(Rows from a dataset)
* * * *

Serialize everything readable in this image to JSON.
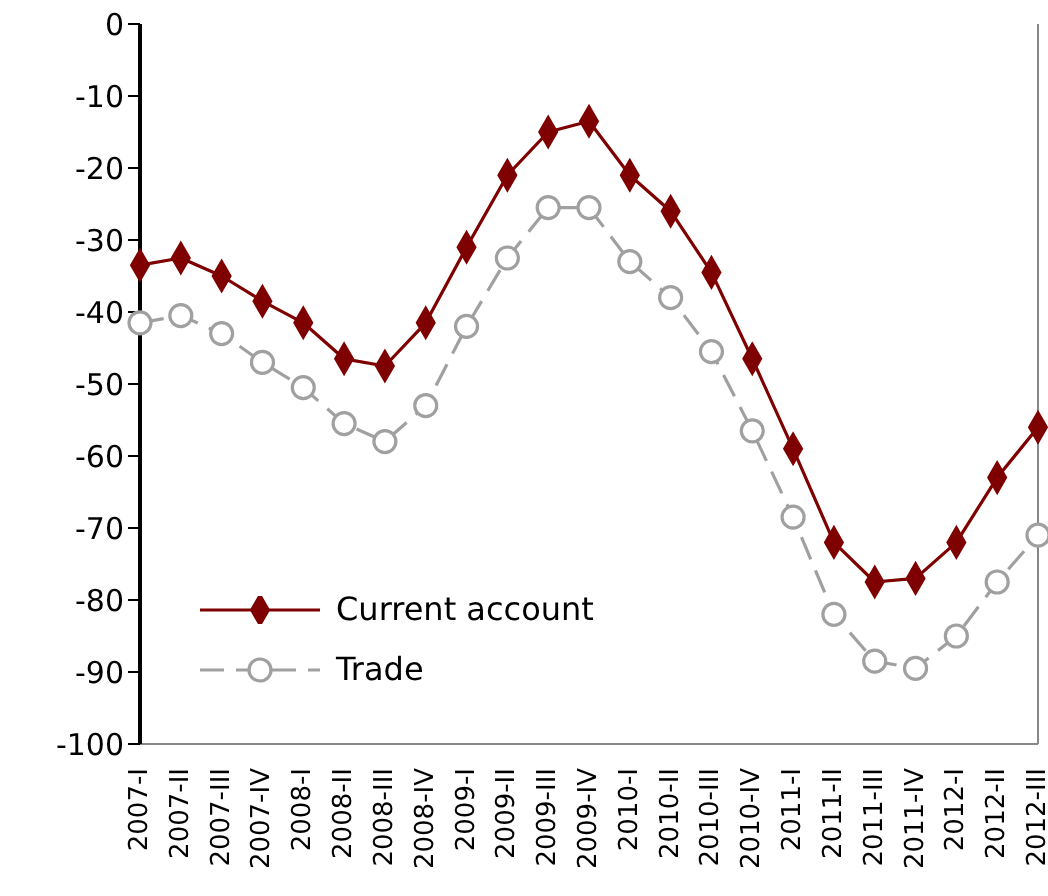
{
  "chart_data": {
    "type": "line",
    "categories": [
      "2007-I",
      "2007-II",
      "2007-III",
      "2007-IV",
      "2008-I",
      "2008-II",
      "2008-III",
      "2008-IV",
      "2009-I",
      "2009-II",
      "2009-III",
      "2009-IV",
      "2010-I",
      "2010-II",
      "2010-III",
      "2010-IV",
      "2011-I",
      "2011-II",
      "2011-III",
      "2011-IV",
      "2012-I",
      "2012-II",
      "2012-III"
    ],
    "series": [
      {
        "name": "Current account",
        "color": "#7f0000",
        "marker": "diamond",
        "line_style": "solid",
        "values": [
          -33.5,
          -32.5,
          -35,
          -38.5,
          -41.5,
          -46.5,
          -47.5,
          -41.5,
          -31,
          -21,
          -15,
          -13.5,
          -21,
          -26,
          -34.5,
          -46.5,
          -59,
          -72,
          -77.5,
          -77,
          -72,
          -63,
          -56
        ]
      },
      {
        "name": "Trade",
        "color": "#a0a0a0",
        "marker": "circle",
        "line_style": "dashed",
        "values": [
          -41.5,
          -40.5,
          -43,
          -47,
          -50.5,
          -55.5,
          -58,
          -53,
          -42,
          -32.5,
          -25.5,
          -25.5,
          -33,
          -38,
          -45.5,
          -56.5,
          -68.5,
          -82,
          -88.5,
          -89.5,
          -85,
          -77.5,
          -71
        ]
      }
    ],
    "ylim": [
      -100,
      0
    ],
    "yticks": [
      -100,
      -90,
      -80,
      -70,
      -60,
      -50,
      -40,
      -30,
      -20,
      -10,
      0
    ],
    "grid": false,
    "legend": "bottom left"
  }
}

* * * *

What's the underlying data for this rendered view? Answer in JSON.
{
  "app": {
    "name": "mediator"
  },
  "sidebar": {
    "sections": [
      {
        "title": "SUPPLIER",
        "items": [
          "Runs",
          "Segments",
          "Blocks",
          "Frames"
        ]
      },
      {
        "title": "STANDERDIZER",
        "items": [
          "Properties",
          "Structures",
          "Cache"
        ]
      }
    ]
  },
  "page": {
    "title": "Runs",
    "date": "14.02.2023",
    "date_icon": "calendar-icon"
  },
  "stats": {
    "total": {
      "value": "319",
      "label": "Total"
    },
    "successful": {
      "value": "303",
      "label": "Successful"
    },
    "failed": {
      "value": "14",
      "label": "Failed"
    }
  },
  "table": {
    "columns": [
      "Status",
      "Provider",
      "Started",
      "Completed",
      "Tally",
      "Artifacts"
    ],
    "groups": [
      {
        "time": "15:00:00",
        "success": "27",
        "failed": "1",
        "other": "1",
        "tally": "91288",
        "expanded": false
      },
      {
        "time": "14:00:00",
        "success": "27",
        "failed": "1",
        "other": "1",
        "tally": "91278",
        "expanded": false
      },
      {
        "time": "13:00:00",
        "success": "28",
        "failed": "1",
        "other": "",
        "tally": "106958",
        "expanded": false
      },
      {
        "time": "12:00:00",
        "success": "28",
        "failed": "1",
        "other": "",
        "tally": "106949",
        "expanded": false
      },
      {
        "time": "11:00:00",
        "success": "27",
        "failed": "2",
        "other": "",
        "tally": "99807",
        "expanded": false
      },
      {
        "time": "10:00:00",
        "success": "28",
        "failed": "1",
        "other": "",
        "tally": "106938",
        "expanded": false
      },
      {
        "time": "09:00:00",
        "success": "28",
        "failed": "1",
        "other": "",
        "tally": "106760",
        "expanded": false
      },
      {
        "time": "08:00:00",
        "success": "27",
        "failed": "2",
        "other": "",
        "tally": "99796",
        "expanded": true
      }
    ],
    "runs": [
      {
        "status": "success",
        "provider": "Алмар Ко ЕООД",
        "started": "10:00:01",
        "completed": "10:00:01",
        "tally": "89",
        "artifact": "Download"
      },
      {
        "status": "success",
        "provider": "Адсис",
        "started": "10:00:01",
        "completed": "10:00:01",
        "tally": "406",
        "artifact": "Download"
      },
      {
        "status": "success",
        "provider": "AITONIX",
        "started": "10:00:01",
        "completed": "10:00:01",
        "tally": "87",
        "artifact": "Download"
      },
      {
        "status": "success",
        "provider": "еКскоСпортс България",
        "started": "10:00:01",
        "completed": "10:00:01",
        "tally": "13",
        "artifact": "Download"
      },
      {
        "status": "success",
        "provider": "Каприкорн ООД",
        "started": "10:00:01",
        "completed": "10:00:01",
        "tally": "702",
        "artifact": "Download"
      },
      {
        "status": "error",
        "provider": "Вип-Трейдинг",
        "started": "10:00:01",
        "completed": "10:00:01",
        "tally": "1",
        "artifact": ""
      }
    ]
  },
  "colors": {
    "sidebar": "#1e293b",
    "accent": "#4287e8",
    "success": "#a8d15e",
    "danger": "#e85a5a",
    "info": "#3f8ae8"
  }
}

* * * *

Given problem
Search the listing for the string "time". Copy each line where it turns up.

Solution for this task
        "time": "15:00:00",
        "time": "14:00:00",
        "time": "13:00:00",
        "time": "12:00:00",
        "time": "11:00:00",
        "time": "10:00:00",
        "time": "09:00:00",
        "time": "08:00:00",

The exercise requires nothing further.